*** Extracted records

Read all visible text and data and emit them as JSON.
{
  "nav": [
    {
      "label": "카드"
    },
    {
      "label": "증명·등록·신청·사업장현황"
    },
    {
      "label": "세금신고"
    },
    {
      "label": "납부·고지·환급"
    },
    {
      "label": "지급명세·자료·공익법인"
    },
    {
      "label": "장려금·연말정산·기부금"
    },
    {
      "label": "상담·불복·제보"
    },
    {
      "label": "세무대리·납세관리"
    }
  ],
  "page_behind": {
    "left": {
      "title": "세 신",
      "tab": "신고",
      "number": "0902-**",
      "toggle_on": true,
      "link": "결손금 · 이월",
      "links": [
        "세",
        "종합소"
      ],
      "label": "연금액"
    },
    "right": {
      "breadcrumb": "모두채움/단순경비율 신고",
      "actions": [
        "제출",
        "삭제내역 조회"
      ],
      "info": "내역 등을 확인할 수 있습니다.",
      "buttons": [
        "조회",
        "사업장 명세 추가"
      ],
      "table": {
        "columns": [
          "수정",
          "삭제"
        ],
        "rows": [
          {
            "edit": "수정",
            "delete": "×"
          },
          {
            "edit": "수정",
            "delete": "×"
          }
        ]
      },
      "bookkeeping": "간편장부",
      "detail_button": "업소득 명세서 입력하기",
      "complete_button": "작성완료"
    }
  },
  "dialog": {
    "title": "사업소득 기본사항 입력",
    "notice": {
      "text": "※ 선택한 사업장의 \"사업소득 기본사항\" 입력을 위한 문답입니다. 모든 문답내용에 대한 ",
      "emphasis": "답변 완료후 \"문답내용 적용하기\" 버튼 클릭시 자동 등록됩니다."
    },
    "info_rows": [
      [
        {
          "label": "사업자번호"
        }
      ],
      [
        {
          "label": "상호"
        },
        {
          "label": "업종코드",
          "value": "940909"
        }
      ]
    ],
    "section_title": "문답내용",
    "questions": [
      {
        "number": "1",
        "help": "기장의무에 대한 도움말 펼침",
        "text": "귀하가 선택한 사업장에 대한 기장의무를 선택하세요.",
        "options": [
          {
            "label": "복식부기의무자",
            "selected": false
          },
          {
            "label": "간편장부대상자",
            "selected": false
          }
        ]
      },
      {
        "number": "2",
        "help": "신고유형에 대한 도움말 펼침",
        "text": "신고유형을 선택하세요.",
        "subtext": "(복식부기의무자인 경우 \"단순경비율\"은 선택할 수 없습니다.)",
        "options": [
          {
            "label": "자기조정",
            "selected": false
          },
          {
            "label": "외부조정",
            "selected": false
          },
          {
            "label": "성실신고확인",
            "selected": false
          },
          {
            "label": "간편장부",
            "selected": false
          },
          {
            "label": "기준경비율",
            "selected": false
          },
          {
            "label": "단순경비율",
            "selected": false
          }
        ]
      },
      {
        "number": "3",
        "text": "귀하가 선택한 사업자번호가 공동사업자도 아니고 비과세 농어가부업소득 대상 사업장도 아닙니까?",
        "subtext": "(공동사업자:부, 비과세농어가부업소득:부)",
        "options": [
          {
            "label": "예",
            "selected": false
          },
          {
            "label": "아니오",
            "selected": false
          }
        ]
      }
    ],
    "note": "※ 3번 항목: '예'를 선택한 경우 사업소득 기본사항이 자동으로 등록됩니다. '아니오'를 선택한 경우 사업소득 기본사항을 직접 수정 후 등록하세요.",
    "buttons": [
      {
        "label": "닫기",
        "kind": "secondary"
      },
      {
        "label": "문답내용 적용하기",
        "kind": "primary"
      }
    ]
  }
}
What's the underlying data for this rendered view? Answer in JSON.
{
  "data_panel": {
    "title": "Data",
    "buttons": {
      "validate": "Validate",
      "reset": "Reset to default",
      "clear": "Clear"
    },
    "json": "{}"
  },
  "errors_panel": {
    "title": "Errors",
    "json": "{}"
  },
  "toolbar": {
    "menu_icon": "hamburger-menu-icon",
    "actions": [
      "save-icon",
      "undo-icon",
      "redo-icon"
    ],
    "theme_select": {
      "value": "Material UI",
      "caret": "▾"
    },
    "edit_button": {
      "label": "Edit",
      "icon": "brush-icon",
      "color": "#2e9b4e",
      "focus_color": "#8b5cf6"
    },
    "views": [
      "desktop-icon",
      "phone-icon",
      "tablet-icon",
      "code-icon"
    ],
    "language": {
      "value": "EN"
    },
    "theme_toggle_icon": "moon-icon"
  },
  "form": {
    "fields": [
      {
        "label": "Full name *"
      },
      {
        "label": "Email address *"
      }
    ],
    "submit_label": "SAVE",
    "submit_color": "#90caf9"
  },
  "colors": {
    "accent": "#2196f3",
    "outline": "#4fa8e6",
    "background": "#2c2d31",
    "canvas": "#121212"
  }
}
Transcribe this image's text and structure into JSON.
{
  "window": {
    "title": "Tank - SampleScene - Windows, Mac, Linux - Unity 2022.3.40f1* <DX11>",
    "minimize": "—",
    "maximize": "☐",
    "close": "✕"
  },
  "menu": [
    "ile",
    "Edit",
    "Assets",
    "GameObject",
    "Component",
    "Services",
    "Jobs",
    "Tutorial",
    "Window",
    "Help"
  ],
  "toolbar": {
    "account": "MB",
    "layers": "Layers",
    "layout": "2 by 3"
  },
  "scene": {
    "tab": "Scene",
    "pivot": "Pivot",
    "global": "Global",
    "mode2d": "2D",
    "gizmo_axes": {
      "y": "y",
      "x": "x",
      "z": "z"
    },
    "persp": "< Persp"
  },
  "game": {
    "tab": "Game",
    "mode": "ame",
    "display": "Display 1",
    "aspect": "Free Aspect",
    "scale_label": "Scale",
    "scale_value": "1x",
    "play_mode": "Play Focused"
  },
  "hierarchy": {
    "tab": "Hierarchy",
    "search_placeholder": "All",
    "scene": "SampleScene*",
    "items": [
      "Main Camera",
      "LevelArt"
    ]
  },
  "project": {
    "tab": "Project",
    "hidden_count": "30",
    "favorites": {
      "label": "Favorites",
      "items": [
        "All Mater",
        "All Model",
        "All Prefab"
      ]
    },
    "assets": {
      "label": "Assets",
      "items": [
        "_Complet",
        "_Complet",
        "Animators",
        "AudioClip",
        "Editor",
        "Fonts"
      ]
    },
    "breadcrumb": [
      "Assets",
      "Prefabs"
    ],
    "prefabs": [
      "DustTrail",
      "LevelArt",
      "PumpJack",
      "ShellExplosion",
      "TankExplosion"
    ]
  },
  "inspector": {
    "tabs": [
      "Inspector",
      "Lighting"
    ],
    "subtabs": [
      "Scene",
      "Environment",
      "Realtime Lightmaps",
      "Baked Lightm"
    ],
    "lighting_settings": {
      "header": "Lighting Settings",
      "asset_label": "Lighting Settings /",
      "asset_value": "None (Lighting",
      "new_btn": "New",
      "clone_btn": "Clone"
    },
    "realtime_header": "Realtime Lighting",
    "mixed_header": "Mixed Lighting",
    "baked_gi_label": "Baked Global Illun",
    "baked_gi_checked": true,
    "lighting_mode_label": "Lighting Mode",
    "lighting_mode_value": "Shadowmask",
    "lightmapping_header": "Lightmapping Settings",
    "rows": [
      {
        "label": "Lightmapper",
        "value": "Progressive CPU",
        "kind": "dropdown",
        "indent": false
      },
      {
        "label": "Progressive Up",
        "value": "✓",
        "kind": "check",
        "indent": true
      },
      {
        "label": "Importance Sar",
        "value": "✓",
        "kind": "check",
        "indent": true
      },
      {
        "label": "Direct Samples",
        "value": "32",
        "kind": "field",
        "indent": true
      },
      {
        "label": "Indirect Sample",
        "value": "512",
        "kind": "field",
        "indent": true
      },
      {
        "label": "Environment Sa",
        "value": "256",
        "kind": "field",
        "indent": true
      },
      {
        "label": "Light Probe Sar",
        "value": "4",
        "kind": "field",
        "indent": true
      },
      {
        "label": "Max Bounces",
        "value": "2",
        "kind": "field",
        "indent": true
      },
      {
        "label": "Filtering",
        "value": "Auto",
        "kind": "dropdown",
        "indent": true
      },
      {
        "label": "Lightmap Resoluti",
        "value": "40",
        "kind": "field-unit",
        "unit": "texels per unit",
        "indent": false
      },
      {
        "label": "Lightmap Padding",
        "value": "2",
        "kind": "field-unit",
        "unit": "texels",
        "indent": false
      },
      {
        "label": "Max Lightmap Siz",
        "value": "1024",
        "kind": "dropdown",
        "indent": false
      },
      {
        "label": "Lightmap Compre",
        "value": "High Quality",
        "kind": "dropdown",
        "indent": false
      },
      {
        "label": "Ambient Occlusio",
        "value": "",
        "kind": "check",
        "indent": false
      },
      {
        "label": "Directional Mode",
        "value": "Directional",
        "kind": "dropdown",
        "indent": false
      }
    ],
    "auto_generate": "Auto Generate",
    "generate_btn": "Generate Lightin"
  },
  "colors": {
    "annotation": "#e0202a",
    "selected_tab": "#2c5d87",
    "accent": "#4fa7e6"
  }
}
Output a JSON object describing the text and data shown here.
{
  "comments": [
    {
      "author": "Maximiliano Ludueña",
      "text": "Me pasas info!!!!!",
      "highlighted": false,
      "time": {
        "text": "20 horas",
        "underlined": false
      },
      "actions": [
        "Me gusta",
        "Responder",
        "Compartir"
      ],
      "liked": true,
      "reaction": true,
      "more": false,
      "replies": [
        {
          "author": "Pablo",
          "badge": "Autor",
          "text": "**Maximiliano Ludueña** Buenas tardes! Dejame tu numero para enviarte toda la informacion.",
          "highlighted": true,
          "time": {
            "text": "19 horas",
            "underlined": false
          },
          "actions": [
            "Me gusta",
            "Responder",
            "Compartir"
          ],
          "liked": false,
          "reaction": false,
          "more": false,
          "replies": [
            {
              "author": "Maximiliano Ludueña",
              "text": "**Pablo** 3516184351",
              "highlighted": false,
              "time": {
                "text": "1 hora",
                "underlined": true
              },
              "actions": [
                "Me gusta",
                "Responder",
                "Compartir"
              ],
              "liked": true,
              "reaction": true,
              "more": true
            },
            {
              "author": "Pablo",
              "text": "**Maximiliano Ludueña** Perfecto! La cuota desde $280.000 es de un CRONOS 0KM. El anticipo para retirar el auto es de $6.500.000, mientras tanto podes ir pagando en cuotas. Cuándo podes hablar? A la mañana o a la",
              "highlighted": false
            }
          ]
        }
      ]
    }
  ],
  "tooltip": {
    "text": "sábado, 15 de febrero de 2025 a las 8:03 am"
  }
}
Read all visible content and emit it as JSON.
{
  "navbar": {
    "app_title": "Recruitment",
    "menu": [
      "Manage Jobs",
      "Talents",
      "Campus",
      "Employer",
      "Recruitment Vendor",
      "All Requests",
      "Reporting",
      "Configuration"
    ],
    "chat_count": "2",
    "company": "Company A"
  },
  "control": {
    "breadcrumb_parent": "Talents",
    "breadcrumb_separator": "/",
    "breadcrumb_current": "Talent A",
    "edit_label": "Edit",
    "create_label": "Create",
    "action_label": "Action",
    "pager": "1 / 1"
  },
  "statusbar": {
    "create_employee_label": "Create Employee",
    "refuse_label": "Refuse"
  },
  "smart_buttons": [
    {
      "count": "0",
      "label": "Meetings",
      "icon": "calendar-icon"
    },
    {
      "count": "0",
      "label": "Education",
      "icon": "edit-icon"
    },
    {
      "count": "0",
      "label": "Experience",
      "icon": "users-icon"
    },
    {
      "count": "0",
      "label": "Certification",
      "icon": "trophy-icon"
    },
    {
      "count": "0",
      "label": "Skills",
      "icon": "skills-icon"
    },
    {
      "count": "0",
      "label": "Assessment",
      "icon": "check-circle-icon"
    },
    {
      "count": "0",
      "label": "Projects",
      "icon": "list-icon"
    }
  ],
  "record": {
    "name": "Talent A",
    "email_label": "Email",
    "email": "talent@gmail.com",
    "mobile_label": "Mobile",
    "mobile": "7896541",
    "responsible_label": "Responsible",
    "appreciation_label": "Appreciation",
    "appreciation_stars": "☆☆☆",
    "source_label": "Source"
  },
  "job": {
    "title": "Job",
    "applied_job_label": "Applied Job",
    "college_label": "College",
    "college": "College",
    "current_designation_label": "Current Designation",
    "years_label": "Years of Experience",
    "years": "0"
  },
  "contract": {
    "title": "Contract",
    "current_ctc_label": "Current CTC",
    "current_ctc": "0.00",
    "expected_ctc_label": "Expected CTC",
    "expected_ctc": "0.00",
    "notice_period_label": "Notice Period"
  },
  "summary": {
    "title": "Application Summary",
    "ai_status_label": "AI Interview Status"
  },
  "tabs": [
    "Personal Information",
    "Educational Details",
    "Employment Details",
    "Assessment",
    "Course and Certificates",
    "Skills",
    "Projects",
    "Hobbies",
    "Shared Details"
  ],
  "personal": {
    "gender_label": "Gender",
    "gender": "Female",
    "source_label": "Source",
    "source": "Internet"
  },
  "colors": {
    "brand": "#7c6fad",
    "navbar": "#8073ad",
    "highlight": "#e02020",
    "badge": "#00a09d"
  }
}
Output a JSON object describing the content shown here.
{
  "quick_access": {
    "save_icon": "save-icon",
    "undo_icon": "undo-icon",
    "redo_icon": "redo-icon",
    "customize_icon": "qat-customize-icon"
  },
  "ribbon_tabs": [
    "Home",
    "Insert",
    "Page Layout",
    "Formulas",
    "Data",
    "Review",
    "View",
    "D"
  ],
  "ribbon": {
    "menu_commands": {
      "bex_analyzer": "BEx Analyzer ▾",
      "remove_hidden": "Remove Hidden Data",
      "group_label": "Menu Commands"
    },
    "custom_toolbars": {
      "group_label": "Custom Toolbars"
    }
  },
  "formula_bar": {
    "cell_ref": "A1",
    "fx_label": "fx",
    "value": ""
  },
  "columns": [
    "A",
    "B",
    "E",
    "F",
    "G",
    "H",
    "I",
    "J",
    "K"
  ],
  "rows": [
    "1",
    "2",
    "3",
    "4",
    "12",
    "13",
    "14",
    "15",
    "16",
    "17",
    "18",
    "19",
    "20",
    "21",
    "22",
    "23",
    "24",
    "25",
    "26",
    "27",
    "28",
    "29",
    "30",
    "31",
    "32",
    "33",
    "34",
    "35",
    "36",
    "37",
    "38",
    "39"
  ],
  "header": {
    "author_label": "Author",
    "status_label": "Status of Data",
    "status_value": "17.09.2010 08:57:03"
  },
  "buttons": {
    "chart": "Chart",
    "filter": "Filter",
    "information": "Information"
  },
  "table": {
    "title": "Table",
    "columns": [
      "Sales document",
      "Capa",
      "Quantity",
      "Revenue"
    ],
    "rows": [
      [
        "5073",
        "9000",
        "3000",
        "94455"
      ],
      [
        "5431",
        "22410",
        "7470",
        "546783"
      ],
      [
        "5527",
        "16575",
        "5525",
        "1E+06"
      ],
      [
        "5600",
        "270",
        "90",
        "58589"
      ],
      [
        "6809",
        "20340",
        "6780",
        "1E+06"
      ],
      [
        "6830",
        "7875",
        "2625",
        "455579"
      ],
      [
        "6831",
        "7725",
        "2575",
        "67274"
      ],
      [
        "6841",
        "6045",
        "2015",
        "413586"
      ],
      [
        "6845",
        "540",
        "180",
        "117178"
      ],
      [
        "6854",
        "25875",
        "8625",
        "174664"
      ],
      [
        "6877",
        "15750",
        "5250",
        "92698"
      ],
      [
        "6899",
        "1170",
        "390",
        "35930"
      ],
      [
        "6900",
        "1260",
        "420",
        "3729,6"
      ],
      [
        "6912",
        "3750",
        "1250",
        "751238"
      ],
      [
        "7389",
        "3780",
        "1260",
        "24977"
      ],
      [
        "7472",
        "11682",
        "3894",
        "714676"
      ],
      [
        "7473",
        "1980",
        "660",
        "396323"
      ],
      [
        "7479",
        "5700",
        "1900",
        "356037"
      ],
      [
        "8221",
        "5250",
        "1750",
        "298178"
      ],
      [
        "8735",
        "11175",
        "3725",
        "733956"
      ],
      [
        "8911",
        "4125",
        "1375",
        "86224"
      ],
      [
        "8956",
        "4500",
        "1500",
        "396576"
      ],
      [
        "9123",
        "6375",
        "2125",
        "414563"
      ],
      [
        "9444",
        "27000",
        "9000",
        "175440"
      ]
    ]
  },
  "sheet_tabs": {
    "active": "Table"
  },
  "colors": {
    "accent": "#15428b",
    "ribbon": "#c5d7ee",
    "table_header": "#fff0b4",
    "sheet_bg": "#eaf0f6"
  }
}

******

§ Stated task:
Every line holding "Global" should be copied out.

§ Task solution:
    "global": "Global",
    "baked_gi_label": "Baked Global Illun",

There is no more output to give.